● Problem:
Transcribe every record that appears below, exactly and in full.

Dataset rows about figures:
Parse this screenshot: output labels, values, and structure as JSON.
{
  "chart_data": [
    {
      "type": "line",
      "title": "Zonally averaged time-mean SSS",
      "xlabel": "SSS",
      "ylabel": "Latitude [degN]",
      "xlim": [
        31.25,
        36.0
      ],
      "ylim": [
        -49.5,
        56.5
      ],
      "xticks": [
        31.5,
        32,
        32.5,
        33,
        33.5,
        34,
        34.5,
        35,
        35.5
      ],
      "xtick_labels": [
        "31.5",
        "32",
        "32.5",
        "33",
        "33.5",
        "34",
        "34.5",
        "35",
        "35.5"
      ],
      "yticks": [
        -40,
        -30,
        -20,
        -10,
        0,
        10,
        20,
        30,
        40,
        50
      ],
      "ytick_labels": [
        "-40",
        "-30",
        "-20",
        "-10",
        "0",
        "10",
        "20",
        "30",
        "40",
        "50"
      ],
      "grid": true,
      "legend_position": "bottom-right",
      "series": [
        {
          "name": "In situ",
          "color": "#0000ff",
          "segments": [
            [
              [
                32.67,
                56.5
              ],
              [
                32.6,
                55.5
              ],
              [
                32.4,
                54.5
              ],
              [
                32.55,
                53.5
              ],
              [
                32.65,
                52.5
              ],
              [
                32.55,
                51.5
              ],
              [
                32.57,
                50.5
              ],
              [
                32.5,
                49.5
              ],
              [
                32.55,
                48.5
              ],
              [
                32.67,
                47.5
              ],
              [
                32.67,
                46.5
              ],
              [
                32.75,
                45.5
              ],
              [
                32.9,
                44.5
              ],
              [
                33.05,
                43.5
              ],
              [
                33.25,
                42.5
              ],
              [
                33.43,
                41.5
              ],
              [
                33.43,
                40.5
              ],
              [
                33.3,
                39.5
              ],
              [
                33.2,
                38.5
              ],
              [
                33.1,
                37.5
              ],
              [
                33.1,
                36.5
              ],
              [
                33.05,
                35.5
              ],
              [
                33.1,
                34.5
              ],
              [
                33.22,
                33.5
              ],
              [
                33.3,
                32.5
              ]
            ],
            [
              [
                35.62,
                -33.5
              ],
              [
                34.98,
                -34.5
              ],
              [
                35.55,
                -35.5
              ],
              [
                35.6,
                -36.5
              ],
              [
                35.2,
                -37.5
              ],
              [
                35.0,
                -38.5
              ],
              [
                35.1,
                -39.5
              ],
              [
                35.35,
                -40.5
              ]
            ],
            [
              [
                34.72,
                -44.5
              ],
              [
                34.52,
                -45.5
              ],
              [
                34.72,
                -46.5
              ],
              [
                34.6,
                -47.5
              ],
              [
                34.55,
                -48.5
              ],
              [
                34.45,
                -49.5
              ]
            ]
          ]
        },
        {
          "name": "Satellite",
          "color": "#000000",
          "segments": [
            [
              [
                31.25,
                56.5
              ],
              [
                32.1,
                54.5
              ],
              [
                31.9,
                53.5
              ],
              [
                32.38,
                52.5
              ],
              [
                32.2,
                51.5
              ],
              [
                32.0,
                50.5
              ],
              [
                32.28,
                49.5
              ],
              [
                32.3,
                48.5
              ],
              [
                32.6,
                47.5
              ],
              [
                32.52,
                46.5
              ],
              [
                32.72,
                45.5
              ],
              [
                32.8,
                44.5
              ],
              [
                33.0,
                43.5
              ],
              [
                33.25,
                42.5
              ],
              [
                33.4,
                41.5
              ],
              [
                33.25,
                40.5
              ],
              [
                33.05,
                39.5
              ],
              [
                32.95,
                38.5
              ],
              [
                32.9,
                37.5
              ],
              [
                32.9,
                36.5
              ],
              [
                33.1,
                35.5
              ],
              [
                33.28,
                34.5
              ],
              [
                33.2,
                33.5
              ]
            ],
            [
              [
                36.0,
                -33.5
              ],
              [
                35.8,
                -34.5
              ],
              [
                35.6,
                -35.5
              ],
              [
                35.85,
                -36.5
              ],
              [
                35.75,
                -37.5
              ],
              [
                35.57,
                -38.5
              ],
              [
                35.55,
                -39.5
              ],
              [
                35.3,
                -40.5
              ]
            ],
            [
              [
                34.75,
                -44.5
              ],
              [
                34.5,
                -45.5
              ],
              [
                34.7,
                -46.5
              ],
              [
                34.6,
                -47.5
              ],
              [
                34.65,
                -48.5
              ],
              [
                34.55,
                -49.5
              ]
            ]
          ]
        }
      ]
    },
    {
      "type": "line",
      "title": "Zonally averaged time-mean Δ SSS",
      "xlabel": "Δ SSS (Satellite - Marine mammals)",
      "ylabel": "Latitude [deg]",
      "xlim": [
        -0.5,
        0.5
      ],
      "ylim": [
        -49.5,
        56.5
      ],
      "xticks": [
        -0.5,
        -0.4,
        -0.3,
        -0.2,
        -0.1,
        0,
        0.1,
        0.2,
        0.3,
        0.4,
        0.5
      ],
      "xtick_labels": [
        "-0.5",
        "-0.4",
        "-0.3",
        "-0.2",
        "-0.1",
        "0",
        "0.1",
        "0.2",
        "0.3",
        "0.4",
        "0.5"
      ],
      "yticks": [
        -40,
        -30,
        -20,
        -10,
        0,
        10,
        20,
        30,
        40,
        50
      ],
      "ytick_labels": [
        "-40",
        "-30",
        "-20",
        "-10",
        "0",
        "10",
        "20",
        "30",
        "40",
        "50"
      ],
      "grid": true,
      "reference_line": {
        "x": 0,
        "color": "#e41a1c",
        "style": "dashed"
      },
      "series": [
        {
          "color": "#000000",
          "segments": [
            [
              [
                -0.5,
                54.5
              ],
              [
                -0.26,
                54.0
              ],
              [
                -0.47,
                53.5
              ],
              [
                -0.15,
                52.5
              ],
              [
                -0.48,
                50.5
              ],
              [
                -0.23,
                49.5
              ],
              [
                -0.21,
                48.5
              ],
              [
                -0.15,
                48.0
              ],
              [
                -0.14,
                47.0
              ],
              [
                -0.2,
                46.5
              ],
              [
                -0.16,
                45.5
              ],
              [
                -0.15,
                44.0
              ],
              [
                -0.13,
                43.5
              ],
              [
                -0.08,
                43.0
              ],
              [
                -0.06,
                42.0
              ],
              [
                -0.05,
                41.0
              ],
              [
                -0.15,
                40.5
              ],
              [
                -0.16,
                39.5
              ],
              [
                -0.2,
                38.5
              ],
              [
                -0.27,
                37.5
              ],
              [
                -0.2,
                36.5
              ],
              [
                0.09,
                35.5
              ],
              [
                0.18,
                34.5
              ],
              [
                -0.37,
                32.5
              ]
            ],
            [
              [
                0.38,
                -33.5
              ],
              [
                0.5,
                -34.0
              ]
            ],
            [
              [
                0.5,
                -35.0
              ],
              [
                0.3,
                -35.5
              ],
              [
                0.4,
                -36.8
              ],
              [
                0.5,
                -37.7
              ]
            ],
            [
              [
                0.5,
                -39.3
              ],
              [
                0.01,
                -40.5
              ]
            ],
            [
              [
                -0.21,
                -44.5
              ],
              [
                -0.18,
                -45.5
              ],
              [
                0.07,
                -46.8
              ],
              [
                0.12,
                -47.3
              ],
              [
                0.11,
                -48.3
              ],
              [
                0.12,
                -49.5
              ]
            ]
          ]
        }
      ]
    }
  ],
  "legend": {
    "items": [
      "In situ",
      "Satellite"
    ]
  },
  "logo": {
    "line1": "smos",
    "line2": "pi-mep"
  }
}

● Exercise result:
Parse this screenshot: output labels, values, and structure as JSON.
{
  "chart_data": [
    {
      "type": "line",
      "title": "Zonally averaged time-mean SSS",
      "xlabel": "SSS",
      "ylabel": "Latitude [degN]",
      "xlim": [
        31.25,
        36.0
      ],
      "ylim": [
        -49.5,
        56.5
      ],
      "xticks": [
        31.5,
        32,
        32.5,
        33,
        33.5,
        34,
        34.5,
        35,
        35.5
      ],
      "xtick_labels": [
        "31.5",
        "32",
        "32.5",
        "33",
        "33.5",
        "34",
        "34.5",
        "35",
        "35.5"
      ],
      "yticks": [
        -40,
        -30,
        -20,
        -10,
        0,
        10,
        20,
        30,
        40,
        50
      ],
      "ytick_labels": [
        "-40",
        "-30",
        "-20",
        "-10",
        "0",
        "10",
        "20",
        "30",
        "40",
        "50"
      ],
      "grid": true,
      "legend_position": "bottom-right",
      "series": [
        {
          "name": "In situ",
          "color": "#0000ff",
          "segments": [
            [
              [
                32.67,
                56.5
              ],
              [
                32.6,
                55.5
              ],
              [
                32.4,
                54.5
              ],
              [
                32.55,
                53.5
              ],
              [
                32.65,
                52.5
              ],
              [
                32.55,
                51.5
              ],
              [
                32.57,
                50.5
              ],
              [
                32.5,
                49.5
              ],
              [
                32.55,
                48.5
              ],
              [
                32.67,
                47.5
              ],
              [
                32.67,
                46.5
              ],
              [
                32.75,
                45.5
              ],
              [
                32.9,
                44.5
              ],
              [
                33.05,
                43.5
              ],
              [
                33.25,
                42.5
              ],
              [
                33.43,
                41.5
              ],
              [
                33.43,
                40.5
              ],
              [
                33.3,
                39.5
              ],
              [
                33.2,
                38.5
              ],
              [
                33.1,
                37.5
              ],
              [
                33.1,
                36.5
              ],
              [
                33.05,
                35.5
              ],
              [
                33.1,
                34.5
              ],
              [
                33.22,
                33.5
              ],
              [
                33.3,
                32.5
              ]
            ],
            [
              [
                35.62,
                -33.5
              ],
              [
                34.98,
                -34.5
              ],
              [
                35.55,
                -35.5
              ],
              [
                35.6,
                -36.5
              ],
              [
                35.2,
                -37.5
              ],
              [
                35.0,
                -38.5
              ],
              [
                35.1,
                -39.5
              ],
              [
                35.35,
                -40.5
              ]
            ],
            [
              [
                34.72,
                -44.5
              ],
              [
                34.52,
                -45.5
              ],
              [
                34.72,
                -46.5
              ],
              [
                34.6,
                -47.5
              ],
              [
                34.55,
                -48.5
              ],
              [
                34.45,
                -49.5
              ]
            ]
          ]
        },
        {
          "name": "Satellite",
          "color": "#000000",
          "segments": [
            [
              [
                31.25,
                56.5
              ],
              [
                32.1,
                54.5
              ],
              [
                31.9,
                53.5
              ],
              [
                32.38,
                52.5
              ],
              [
                32.2,
                51.5
              ],
              [
                32.0,
                50.5
              ],
              [
                32.28,
                49.5
              ],
              [
                32.3,
                48.5
              ],
              [
                32.6,
                47.5
              ],
              [
                32.52,
                46.5
              ],
              [
                32.72,
                45.5
              ],
              [
                32.8,
                44.5
              ],
              [
                33.0,
                43.5
              ],
              [
                33.25,
                42.5
              ],
              [
                33.4,
                41.5
              ],
              [
                33.25,
                40.5
              ],
              [
                33.05,
                39.5
              ],
              [
                32.95,
                38.5
              ],
              [
                32.9,
                37.5
              ],
              [
                32.9,
                36.5
              ],
              [
                33.1,
                35.5
              ],
              [
                33.28,
                34.5
              ],
              [
                33.2,
                33.5
              ]
            ],
            [
              [
                36.0,
                -33.5
              ],
              [
                35.8,
                -34.5
              ],
              [
                35.6,
                -35.5
              ],
              [
                35.85,
                -36.5
              ],
              [
                35.75,
                -37.5
              ],
              [
                35.57,
                -38.5
              ],
              [
                35.55,
                -39.5
              ],
              [
                35.3,
                -40.5
              ]
            ],
            [
              [
                34.75,
                -44.5
              ],
              [
                34.5,
                -45.5
              ],
              [
                34.7,
                -46.5
              ],
              [
                34.6,
                -47.5
              ],
              [
                34.65,
                -48.5
              ],
              [
                34.55,
                -49.5
              ]
            ]
          ]
        }
      ]
    },
    {
      "type": "line",
      "title": "Zonally averaged time-mean Δ SSS",
      "xlabel": "Δ SSS (Satellite - Marine mammals)",
      "ylabel": "Latitude [deg]",
      "xlim": [
        -0.5,
        0.5
      ],
      "ylim": [
        -49.5,
        56.5
      ],
      "xticks": [
        -0.5,
        -0.4,
        -0.3,
        -0.2,
        -0.1,
        0,
        0.1,
        0.2,
        0.3,
        0.4,
        0.5
      ],
      "xtick_labels": [
        "-0.5",
        "-0.4",
        "-0.3",
        "-0.2",
        "-0.1",
        "0",
        "0.1",
        "0.2",
        "0.3",
        "0.4",
        "0.5"
      ],
      "yticks": [
        -40,
        -30,
        -20,
        -10,
        0,
        10,
        20,
        30,
        40,
        50
      ],
      "ytick_labels": [
        "-40",
        "-30",
        "-20",
        "-10",
        "0",
        "10",
        "20",
        "30",
        "40",
        "50"
      ],
      "grid": true,
      "reference_line": {
        "x": 0,
        "color": "#e41a1c",
        "style": "dashed"
      },
      "series": [
        {
          "color": "#000000",
          "segments": [
            [
              [
                -0.5,
                54.5
              ],
              [
                -0.26,
                54.0
              ],
              [
                -0.47,
                53.5
              ],
              [
                -0.15,
                52.5
              ],
              [
                -0.48,
                50.5
              ],
              [
                -0.23,
                49.5
              ],
              [
                -0.21,
                48.5
              ],
              [
                -0.15,
                48.0
              ],
              [
                -0.14,
                47.0
              ],
              [
                -0.2,
                46.5
              ],
              [
                -0.16,
                45.5
              ],
              [
                -0.15,
                44.0
              ],
              [
                -0.13,
                43.5
              ],
              [
                -0.08,
                43.0
              ],
              [
                -0.06,
                42.0
              ],
              [
                -0.05,
                41.0
              ],
              [
                -0.15,
                40.5
              ],
              [
                -0.16,
                39.5
              ],
              [
                -0.2,
                38.5
              ],
              [
                -0.27,
                37.5
              ],
              [
                -0.2,
                36.5
              ],
              [
                0.09,
                35.5
              ],
              [
                0.18,
                34.5
              ],
              [
                -0.37,
                32.5
              ]
            ],
            [
              [
                0.38,
                -33.5
              ],
              [
                0.5,
                -34.0
              ]
            ],
            [
              [
                0.5,
                -35.0
              ],
              [
                0.3,
                -35.5
              ],
              [
                0.4,
                -36.8
              ],
              [
                0.5,
                -37.7
              ]
            ],
            [
              [
                0.5,
                -39.3
              ],
              [
                0.01,
                -40.5
              ]
            ],
            [
              [
                -0.21,
                -44.5
              ],
              [
                -0.18,
                -45.5
              ],
              [
                0.07,
                -46.8
              ],
              [
                0.12,
                -47.3
              ],
              [
                0.11,
                -48.3
              ],
              [
                0.12,
                -49.5
              ]
            ]
          ]
        }
      ]
    }
  ],
  "legend": {
    "items": [
      "In situ",
      "Satellite"
    ]
  },
  "logo": {
    "line1": "smos",
    "line2": "pi-mep"
  }
}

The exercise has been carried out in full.